>>
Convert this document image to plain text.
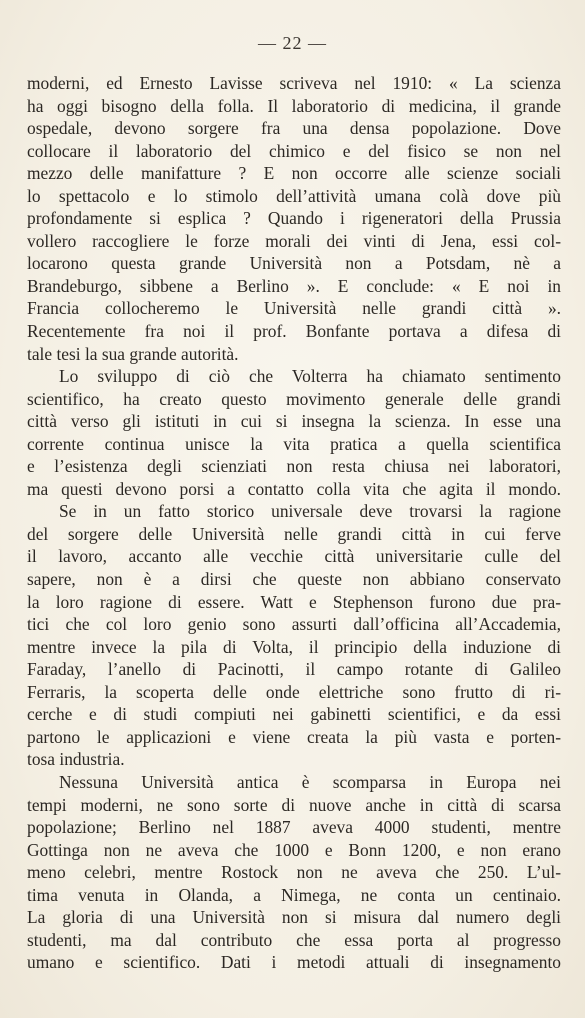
— 22 —
moderni, ed Ernesto Lavisse scriveva nel 1910: « La scienza
ha oggi bisogno della folla. Il laboratorio di medicina, il grande
ospedale, devono sorgere fra una densa popolazione. Dove
collocare il laboratorio del chimico e del fisico se non nel
mezzo delle manifatture ? E non occorre alle scienze sociali
lo spettacolo e lo stimolo dell’attività umana colà dove più
profondamente si esplica ? Quando i rigeneratori della Prussia
vollero raccogliere le forze morali dei vinti di Jena, essi col-
locarono questa grande Università non a Potsdam, nè a
Brandeburgo, sibbene a Berlino ». E conclude: « E noi in
Francia collocheremo le Università nelle grandi città ».
Recentemente fra noi il prof. Bonfante portava a difesa di
tale tesi la sua grande autorità.
Lo sviluppo di ciò che Volterra ha chiamato sentimento
scientifico, ha creato questo movimento generale delle grandi
città verso gli istituti in cui si insegna la scienza. In esse una
corrente continua unisce la vita pratica a quella scientifica
e l’esistenza degli scienziati non resta chiusa nei laboratori,
ma questi devono porsi a contatto colla vita che agita il mondo.
Se in un fatto storico universale deve trovarsi la ragione
del sorgere delle Università nelle grandi città in cui ferve
il lavoro, accanto alle vecchie città universitarie culle del
sapere, non è a dirsi che queste non abbiano conservato
la loro ragione di essere. Watt e Stephenson furono due pra-
tici che col loro genio sono assurti dall’officina all’Accademia,
mentre invece la pila di Volta, il principio della induzione di
Faraday, l’anello di Pacinotti, il campo rotante di Galileo
Ferraris, la scoperta delle onde elettriche sono frutto di ri-
cerche e di studi compiuti nei gabinetti scientifici, e da essi
partono le applicazioni e viene creata la più vasta e porten-
tosa industria.
Nessuna Università antica è scomparsa in Europa nei
tempi moderni, ne sono sorte di nuove anche in città di scarsa
popolazione; Berlino nel 1887 aveva 4000 studenti, mentre
Gottinga non ne aveva che 1000 e Bonn 1200, e non erano
meno celebri, mentre Rostock non ne aveva che 250. L’ul-
tima venuta in Olanda, a Nimega, ne conta un centinaio.
La gloria di una Università non si misura dal numero degli
studenti, ma dal contributo che essa porta al progresso
umano e scientifico. Dati i metodi attuali di insegnamento
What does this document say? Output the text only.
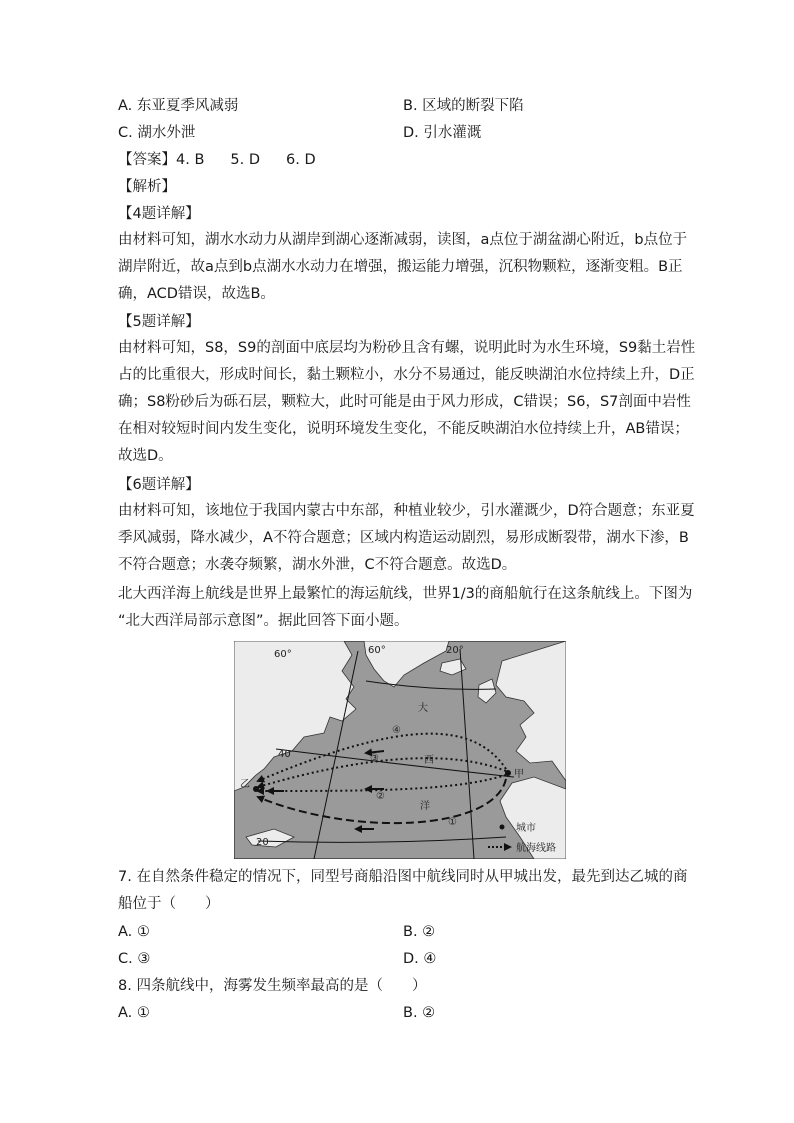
A. 东亚夏季风减弱	B. 区域的断裂下陷
C. 湖水外泄	D. 引水灌溉
【答案】4. B 5. D 6. D
【解析】
【4题详解】
由材料可知，湖水水动力从湖岸到湖心逐渐减弱，读图，a点位于湖盆湖心附近，b点位于
湖岸附近，故a点到b点湖水水动力在增强，搬运能力增强，沉积物颗粒，逐渐变粗。B正
确，ACD错误，故选B。
【5题详解】
由材料可知，S8，S9的剖面中底层均为粉砂且含有螺，说明此时为水生环境，S9黏土岩性
占的比重很大，形成时间长，黏土颗粒小，水分不易通过，能反映湖泊水位持续上升，D正
确；S8粉砂后为砾石层，颗粒大，此时可能是由于风力形成，C错误；S6，S7剖面中岩性
在相对较短时间内发生变化，说明环境发生变化，不能反映湖泊水位持续上升，AB错误；
故选D。
【6题详解】
由材料可知，该地位于我国内蒙古中东部，种植业较少，引水灌溉少，D符合题意；东亚夏
季风减弱，降水减少，A不符合题意；区域内构造运动剧烈，易形成断裂带，湖水下渗，B
不符合题意；水袭夺频繁，湖水外泄，C不符合题意。故选D。
北大西洋海上航线是世界上最繁忙的海运航线，世界1/3的商船航行在这条航线上。下图为
“北大西洋局部示意图”。据此回答下面小题。
60°	60°	20°
40
20
大
西
洋
甲
乙
①
②
③
④
城市
航海线路
7. 在自然条件稳定的情况下，同型号商船沿图中航线同时从甲城出发，最先到达乙城的商
船位于（　　）
A. ①	B. ②
C. ③	D. ④
8. 四条航线中，海雾发生频率最高的是（　　）
A. ①	B. ②
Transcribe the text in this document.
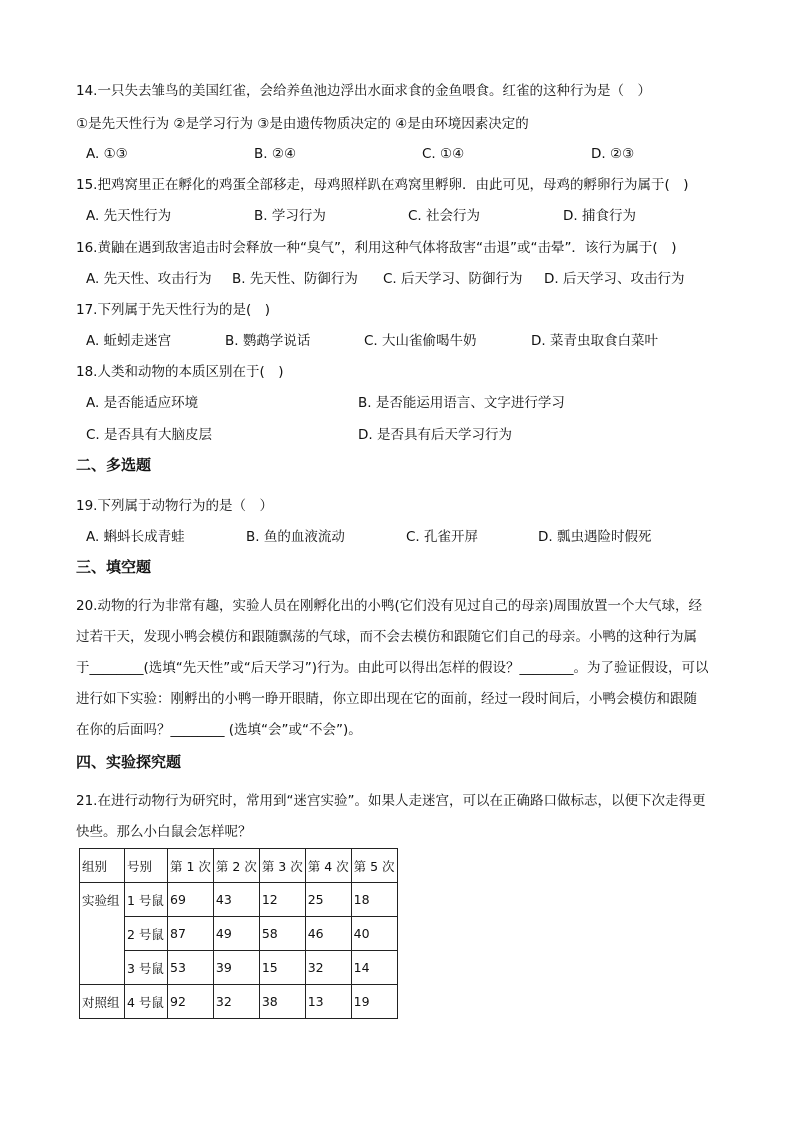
14.一只失去雏鸟的美国红雀，会给养鱼池边浮出水面求食的金鱼喂食。红雀的这种行为是（　）
①是先天性行为 ②是学习行为 ③是由遗传物质决定的 ④是由环境因素决定的
A. ①③	B. ②④	C. ①④	D. ②③
15.把鸡窝里正在孵化的鸡蛋全部移走，母鸡照样趴在鸡窝里孵卵．由此可见，母鸡的孵卵行为属于(　)
A. 先天性行为	B. 学习行为	C. 社会行为	D. 捕食行为
16.黄鼬在遇到敌害追击时会释放一种“臭气”，利用这种气体将敌害“击退”或“击晕”．该行为属于(　)
A. 先天性、攻击行为 B. 先天性、防御行为 C. 后天学习、防御行为 D. 后天学习、攻击行为
17.下列属于先天性行为的是(　)
A. 蚯蚓走迷宫	B. 鹦鹉学说话	C. 大山雀偷喝牛奶	D. 菜青虫取食白菜叶
18.人类和动物的本质区别在于(　)
A. 是否能适应环境	B. 是否能运用语言、文字进行学习
C. 是否具有大脑皮层	D. 是否具有后天学习行为
二、多选题
19.下列属于动物行为的是（　）
A. 蝌蚪长成青蛙	B. 鱼的血液流动	C. 孔雀开屏	D. 瓢虫遇险时假死
三、填空题
20.动物的行为非常有趣，实验人员在刚孵化出的小鸭(它们没有见过自己的母亲)周围放置一个大气球，经
过若干天，发现小鸭会模仿和跟随飘荡的气球，而不会去模仿和跟随它们自己的母亲。小鸭的这种行为属
于________(选填“先天性”或“后天学习”)行为。由此可以得出怎样的假设？________。为了验证假设，可以
进行如下实验：刚孵出的小鸭一睁开眼睛，你立即出现在它的面前，经过一段时间后，小鸭会模仿和跟随
在你的后面吗？________ (选填“会”或“不会”)。
四、实验探究题
21.在进行动物行为研究时，常用到“迷宫实验”。如果人走迷宫，可以在正确路口做标志，以便下次走得更
快些。那么小白鼠会怎样呢？
组别	号别	第 1 次	第 2 次	第 3 次	第 4 次	第 5 次
实验组	1 号鼠	69	43	12	25	18
	2 号鼠	87	49	58	46	40
	3 号鼠	53	39	15	32	14
对照组	4 号鼠	92	32	38	13	19
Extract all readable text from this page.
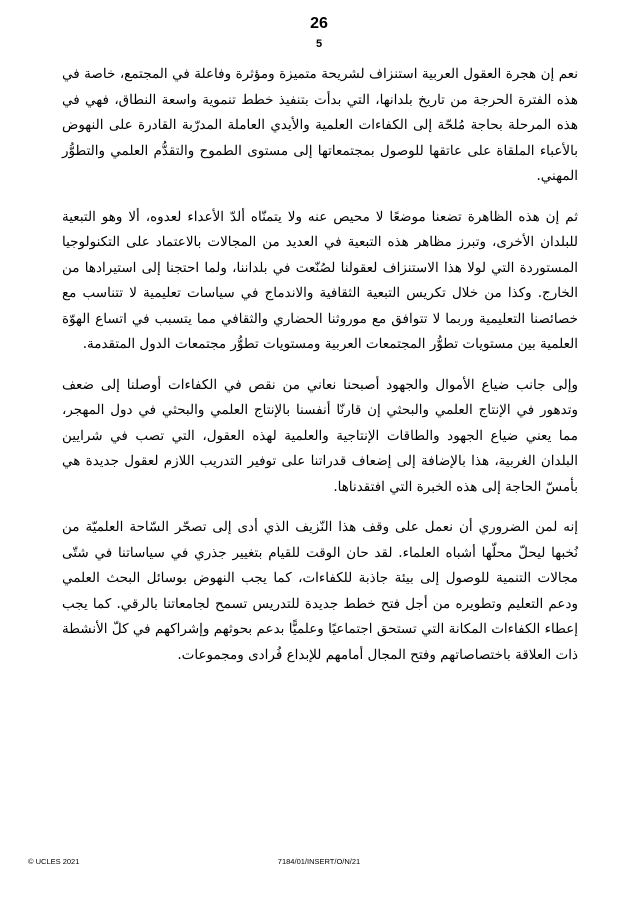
26
5

نعم إن هجرة العقول العربية استنزاف لشريحة متميزة ومؤثرة وفاعلة في المجتمع، خاصة في هذه الفترة الحرجة من تاريخ بلدانها، التي بدأت بتنفيذ خطط تنموية واسعة النطاق، فهي في هذه المرحلة بحاجة مُلحّة إلى الكفاءات العلمية والأيدي العاملة المدرّبة القادرة على النهوض بالأعباء الملقاة على عاتقها للوصول بمجتمعاتها إلى مستوى الطموح والتقدُّم العلمي والتطوُّر المهني.

ثم إن هذه الظاهرة تضعنا موضعًا لا محيص عنه ولا يتمنّاه ألدّ الأعداء لعدوه، ألا وهو التبعية للبلدان الأخرى، وتبرز مظاهر هذه التبعية في العديد من المجالات بالاعتماد على التكنولوجيا المستوردة التي لولا هذا الاستنزاف لعقولنا لصُنّعت في بلداننا، ولما احتجنا إلى استيرادها من الخارج. وكذا من خلال تكريس التبعية الثقافية والاندماج في سياسات تعليمية لا تتناسب مع خصائصنا التعليمية وربما لا تتوافق مع موروثنا الحضاري والثقافي مما يتسبب في اتساع الهوّة العلمية بين مستويات تطوُّر المجتمعات العربية ومستويات تطوُّر مجتمعات الدول المتقدمة.

وإلى جانب ضياع الأموال والجهود أصبحنا نعاني من نقص في الكفاءات أوصلنا إلى ضعف وتدهور في الإنتاج العلمي والبحثي إن قارنّا أنفسنا بالإنتاج العلمي والبحثي في دول المهجر، مما يعني ضياع الجهود والطاقات الإنتاجية والعلمية لهذه العقول، التي تصب في شرايين البلدان الغربية، هذا بالإضافة إلى إضعاف قدراتنا على توفير التدريب اللازم لعقول جديدة هي بأمسّ الحاجة إلى هذه الخبرة التي افتقدناها.

إنه لمن الضروري أن نعمل على وقف هذا النّزيف الذي أدى إلى تصحّر السّاحة العلميّة من نُخبها ليحلّ محلّها أشباه العلماء. لقد حان الوقت للقيام بتغيير جذري في سياساتنا في شتّى مجالات التنمية للوصول إلى بيئة جاذبة للكفاءات، كما يجب النهوض بوسائل البحث العلمي ودعم التعليم وتطويره من أجل فتح خطط جديدة للتدريس تسمح لجامعاتنا بالرقي. كما يجب إعطاء الكفاءات المكانة التي تستحق اجتماعيًا وعلميًّا بدعم بحوثهم وإشراكهم في كلّ الأنشطة ذات العلاقة باختصاصاتهم وفتح المجال أمامهم للإبداع فُرادى ومجموعات.

© UCLES 2021	7184/01/INSERT/O/N/21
<<
## Problem to solve
Only lines with the string "ragione" belong in your answer; copy each one.

## Final result
Se in un fatto storico universale deve trovarsi la ragione
la loro ragione di essere. Watt e Stephenson furono due pra-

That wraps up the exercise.